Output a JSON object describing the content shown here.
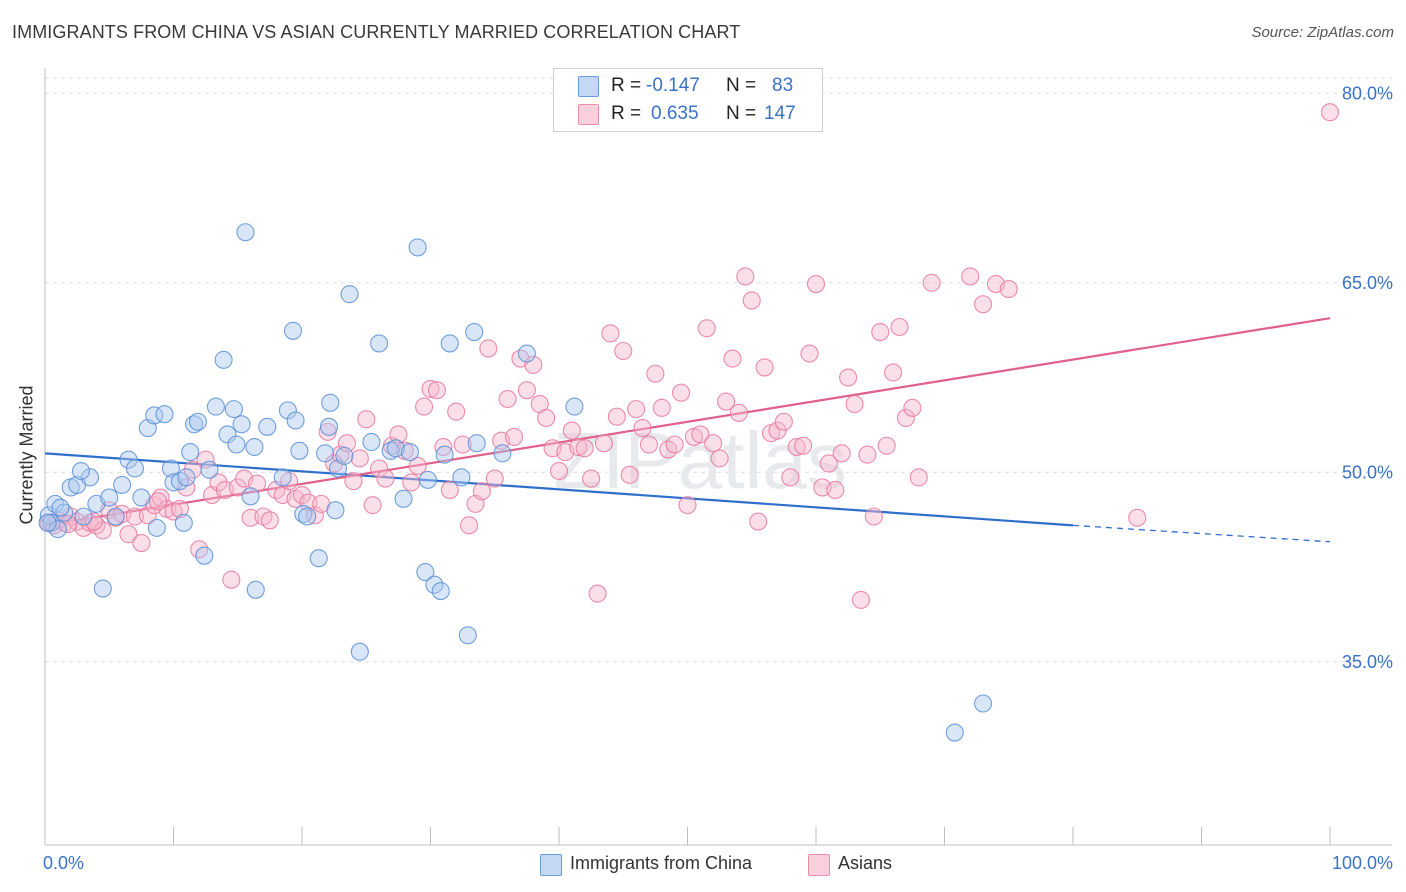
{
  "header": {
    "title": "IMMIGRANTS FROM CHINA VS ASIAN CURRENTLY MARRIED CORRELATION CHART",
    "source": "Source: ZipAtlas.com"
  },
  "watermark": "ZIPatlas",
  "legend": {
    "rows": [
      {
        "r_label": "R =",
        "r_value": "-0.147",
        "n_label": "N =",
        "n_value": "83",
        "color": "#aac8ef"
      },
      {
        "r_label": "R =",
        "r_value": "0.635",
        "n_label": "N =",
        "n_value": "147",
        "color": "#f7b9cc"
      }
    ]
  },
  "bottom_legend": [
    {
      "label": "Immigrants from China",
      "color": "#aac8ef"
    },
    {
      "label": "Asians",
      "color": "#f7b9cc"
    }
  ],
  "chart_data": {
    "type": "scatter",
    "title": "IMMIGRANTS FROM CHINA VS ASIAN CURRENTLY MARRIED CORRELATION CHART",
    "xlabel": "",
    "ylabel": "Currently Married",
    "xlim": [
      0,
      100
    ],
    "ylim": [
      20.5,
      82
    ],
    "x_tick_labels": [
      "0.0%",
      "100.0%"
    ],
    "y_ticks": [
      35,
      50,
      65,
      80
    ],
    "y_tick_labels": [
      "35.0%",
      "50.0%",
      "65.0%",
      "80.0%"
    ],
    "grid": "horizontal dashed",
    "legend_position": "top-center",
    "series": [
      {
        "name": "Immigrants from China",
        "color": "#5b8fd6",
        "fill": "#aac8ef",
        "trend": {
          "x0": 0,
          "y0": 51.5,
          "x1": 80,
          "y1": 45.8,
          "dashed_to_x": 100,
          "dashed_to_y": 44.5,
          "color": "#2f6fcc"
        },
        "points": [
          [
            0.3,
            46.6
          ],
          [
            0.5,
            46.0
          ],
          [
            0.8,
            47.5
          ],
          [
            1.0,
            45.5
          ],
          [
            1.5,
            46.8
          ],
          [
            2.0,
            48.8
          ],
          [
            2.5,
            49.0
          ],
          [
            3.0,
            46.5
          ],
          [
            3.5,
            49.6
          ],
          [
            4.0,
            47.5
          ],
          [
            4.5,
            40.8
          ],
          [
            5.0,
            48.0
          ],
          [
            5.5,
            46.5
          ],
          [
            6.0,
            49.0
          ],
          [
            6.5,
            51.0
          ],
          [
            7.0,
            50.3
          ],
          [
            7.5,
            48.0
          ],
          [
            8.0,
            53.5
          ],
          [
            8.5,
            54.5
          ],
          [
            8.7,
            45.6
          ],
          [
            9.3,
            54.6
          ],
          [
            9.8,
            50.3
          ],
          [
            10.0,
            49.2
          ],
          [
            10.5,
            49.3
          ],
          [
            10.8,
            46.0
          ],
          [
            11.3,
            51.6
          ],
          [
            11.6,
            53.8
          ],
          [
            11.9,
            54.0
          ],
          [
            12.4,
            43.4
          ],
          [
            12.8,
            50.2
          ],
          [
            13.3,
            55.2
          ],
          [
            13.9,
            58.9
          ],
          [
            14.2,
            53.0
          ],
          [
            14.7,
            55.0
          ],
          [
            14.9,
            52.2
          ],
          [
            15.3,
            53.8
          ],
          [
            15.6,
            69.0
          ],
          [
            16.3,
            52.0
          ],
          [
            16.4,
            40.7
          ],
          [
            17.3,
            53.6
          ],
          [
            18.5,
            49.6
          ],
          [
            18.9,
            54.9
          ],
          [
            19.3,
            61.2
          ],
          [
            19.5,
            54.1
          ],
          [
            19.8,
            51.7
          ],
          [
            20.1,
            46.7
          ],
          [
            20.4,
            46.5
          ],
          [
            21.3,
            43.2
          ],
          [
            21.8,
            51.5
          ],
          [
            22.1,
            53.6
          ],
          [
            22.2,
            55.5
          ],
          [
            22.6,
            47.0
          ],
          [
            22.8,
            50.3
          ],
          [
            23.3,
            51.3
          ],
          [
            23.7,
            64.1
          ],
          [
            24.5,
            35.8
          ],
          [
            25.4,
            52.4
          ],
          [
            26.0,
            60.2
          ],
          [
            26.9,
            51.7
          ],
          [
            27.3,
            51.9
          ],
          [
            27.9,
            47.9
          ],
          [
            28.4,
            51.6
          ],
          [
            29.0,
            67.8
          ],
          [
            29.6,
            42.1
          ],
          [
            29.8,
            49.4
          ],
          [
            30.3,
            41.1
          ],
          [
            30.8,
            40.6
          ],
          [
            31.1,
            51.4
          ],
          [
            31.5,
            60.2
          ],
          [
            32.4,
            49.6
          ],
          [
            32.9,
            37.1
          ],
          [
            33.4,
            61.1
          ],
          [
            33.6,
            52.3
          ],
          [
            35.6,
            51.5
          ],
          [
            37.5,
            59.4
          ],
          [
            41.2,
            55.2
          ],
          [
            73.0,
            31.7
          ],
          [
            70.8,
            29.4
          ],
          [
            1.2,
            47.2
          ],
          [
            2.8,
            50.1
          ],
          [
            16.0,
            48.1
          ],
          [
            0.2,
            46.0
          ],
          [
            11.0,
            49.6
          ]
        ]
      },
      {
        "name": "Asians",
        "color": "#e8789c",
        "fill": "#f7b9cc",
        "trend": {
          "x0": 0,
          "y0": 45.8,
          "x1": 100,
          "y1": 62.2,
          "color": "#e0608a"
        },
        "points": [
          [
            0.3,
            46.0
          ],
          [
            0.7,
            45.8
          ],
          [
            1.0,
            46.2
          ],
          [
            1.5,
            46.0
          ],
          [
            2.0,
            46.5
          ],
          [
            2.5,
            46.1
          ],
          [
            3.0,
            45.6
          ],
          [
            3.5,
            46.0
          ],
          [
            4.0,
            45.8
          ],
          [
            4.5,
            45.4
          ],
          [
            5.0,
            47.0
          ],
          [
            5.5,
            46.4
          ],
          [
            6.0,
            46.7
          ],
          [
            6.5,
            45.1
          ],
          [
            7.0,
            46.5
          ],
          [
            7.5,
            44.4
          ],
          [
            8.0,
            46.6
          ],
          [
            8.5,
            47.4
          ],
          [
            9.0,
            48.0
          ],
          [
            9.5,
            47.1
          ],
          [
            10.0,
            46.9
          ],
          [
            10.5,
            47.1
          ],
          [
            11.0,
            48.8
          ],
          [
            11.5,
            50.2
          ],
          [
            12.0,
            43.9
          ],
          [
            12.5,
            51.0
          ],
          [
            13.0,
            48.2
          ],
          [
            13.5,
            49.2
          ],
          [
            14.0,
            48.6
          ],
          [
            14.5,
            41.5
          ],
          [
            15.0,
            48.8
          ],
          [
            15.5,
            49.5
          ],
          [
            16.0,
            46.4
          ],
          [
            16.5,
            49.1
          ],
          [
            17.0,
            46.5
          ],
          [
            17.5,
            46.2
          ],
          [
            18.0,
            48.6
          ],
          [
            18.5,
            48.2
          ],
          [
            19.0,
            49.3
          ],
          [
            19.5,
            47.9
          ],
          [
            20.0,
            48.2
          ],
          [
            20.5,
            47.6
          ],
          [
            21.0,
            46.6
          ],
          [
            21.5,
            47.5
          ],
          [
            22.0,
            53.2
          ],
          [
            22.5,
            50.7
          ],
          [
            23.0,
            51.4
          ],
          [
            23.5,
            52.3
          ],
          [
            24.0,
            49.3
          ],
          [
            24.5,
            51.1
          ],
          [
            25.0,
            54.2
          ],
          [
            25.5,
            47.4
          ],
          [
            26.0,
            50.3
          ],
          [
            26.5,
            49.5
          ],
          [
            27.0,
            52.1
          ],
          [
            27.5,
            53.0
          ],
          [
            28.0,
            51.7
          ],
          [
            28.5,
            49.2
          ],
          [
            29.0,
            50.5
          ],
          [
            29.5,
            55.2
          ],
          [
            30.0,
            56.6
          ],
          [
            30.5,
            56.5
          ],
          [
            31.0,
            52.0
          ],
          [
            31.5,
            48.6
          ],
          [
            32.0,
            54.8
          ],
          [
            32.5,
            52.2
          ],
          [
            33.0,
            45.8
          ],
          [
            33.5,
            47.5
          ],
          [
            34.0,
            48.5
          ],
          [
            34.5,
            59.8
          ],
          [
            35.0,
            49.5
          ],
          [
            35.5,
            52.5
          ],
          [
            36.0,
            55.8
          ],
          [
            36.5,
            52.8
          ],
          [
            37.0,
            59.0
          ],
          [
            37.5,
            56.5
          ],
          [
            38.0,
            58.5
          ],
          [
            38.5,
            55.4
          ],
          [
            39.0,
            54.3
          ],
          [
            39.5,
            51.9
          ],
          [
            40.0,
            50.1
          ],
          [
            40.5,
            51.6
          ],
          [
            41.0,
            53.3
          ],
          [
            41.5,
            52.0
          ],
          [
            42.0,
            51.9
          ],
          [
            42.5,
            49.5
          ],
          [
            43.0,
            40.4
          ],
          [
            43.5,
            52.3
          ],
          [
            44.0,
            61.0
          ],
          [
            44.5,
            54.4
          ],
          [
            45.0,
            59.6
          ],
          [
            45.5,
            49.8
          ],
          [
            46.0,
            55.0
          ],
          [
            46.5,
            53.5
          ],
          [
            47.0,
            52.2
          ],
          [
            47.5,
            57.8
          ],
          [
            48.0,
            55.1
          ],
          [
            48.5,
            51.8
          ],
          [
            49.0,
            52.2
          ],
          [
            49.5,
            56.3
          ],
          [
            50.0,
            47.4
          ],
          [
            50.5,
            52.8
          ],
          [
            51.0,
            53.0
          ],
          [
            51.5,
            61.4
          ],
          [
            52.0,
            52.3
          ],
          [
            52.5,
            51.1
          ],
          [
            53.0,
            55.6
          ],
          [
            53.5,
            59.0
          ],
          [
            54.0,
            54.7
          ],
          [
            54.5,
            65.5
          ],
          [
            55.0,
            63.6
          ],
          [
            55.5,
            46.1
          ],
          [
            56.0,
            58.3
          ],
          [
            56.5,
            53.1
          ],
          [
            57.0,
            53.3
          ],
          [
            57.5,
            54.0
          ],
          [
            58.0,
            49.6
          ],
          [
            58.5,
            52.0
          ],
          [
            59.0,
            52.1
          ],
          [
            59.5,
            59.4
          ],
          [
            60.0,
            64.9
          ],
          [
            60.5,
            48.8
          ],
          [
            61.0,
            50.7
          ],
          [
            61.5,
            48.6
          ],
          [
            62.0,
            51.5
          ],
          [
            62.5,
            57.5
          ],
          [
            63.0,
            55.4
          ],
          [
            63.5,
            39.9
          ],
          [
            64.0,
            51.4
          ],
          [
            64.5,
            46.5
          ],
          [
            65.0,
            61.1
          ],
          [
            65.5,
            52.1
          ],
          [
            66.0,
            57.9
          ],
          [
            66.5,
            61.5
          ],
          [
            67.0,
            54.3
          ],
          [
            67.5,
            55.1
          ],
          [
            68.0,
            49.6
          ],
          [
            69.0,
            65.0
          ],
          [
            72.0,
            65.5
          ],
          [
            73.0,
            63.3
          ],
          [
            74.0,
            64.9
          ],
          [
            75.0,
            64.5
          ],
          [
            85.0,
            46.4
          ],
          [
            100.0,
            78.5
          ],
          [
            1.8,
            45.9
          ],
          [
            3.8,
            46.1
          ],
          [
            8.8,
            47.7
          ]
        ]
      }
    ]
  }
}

··········

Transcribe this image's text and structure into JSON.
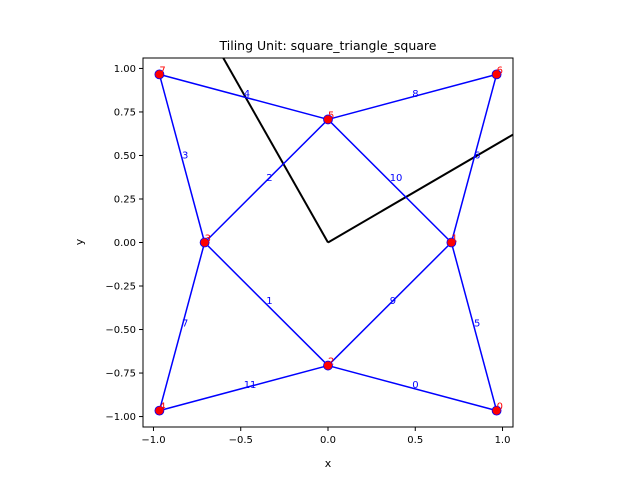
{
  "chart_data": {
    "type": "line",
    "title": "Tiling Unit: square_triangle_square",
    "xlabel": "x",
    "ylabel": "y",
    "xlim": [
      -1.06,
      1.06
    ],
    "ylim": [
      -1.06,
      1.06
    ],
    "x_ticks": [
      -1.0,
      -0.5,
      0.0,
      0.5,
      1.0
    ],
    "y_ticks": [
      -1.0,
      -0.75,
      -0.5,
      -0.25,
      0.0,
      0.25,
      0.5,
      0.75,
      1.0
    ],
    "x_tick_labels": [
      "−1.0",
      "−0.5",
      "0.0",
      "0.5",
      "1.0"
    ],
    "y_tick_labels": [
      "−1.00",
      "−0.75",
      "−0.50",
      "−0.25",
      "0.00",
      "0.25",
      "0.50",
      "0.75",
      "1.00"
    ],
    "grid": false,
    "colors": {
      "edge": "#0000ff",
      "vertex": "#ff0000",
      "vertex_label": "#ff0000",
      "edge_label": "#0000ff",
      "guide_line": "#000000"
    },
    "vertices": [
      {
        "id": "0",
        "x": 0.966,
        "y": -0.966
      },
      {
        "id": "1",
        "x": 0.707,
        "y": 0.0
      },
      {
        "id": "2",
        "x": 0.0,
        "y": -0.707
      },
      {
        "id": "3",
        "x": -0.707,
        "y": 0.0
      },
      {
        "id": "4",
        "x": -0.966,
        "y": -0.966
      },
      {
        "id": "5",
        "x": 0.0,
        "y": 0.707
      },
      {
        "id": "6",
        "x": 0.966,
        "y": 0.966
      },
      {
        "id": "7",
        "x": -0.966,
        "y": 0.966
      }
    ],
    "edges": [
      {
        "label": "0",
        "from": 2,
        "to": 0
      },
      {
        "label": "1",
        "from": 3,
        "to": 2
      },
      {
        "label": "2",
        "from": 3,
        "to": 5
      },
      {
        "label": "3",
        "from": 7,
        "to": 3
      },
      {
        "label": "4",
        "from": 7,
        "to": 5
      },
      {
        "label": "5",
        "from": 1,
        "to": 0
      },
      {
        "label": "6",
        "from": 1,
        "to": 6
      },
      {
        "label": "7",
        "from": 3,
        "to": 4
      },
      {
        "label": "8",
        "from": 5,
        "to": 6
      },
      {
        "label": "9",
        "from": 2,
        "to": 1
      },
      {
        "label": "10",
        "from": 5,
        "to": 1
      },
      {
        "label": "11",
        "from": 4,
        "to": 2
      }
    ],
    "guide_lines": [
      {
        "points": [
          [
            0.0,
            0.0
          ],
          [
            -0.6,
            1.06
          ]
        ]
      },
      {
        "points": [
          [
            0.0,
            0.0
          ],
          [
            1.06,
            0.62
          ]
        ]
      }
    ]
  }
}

··········

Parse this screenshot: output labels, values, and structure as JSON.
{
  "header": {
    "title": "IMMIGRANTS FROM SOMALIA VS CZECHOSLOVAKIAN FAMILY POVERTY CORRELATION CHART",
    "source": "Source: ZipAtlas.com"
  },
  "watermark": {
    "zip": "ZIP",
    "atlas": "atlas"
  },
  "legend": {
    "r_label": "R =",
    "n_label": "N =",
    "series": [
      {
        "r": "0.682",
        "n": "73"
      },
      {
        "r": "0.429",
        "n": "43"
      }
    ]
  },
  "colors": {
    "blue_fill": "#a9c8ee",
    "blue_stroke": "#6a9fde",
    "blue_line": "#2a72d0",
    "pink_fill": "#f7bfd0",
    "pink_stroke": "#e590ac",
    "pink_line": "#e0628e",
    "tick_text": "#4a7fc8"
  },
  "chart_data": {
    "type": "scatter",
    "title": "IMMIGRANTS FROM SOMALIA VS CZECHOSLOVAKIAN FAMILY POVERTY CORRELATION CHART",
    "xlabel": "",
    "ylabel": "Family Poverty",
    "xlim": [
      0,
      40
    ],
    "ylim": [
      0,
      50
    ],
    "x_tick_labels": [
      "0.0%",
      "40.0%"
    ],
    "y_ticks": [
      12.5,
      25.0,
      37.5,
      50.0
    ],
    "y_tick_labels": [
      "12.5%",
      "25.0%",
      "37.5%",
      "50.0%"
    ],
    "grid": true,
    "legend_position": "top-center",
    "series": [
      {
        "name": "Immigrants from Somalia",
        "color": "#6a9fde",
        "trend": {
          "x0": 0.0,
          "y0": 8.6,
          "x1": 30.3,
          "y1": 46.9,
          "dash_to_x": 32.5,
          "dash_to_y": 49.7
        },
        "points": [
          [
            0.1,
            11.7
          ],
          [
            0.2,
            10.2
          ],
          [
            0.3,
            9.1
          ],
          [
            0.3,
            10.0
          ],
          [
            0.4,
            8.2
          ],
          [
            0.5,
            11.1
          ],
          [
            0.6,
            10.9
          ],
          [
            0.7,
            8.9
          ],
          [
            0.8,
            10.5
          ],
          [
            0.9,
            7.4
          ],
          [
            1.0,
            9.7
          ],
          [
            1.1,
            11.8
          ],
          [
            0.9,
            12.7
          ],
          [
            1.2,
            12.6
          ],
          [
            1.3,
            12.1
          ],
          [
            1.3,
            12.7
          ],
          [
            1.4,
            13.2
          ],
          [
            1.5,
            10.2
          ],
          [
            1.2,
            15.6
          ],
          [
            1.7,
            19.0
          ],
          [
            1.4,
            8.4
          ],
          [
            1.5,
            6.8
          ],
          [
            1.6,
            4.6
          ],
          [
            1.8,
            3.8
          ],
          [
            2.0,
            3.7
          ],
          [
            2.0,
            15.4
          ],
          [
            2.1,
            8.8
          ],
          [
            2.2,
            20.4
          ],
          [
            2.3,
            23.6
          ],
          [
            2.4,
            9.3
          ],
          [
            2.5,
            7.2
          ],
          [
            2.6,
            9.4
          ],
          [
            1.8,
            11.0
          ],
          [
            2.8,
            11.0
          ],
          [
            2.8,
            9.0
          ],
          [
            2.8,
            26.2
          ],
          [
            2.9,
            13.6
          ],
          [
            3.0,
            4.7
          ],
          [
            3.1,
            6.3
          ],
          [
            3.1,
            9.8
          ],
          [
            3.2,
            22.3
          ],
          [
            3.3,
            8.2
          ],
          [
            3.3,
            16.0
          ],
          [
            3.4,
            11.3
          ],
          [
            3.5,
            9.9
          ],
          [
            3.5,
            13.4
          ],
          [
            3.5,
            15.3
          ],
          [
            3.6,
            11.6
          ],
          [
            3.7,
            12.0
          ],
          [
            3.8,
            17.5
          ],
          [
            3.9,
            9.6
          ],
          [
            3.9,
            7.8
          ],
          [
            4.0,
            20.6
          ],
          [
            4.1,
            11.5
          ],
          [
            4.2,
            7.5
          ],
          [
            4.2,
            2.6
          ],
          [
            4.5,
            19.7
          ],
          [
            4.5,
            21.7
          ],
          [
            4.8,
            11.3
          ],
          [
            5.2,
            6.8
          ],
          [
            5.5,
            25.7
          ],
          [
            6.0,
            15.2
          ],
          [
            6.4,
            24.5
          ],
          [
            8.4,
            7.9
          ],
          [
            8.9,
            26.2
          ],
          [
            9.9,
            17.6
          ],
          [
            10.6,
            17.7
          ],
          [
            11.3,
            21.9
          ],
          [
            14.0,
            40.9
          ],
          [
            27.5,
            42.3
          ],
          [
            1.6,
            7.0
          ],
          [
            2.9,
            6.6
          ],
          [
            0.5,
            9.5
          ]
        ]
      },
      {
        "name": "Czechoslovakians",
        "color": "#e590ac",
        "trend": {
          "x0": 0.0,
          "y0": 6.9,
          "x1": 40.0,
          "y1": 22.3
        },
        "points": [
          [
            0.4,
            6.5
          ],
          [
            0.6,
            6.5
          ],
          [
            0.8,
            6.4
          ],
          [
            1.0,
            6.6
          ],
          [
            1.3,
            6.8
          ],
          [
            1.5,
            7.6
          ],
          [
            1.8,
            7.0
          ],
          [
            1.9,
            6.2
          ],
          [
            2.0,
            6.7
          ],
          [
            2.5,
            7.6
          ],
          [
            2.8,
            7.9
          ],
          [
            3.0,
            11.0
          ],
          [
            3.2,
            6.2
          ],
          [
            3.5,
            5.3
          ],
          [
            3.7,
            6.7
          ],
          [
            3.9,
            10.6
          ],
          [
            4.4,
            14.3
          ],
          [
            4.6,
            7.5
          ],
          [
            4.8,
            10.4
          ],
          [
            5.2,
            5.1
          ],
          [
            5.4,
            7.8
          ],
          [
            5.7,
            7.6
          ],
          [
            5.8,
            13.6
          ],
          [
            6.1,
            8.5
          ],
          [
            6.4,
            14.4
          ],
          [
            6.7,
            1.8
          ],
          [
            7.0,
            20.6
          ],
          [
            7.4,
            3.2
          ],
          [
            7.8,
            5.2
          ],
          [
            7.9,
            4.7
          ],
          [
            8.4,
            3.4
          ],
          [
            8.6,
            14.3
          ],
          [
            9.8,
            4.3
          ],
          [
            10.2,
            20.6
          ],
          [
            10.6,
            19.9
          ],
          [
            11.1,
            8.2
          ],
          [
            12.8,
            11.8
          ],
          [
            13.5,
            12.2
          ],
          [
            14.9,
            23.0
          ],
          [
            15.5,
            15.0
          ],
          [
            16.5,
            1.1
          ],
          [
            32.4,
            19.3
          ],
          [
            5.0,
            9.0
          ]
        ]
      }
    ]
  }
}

··········

## Exercise goal
Give the count of lines holding the word "this" and nothing more.

## Solved problem
2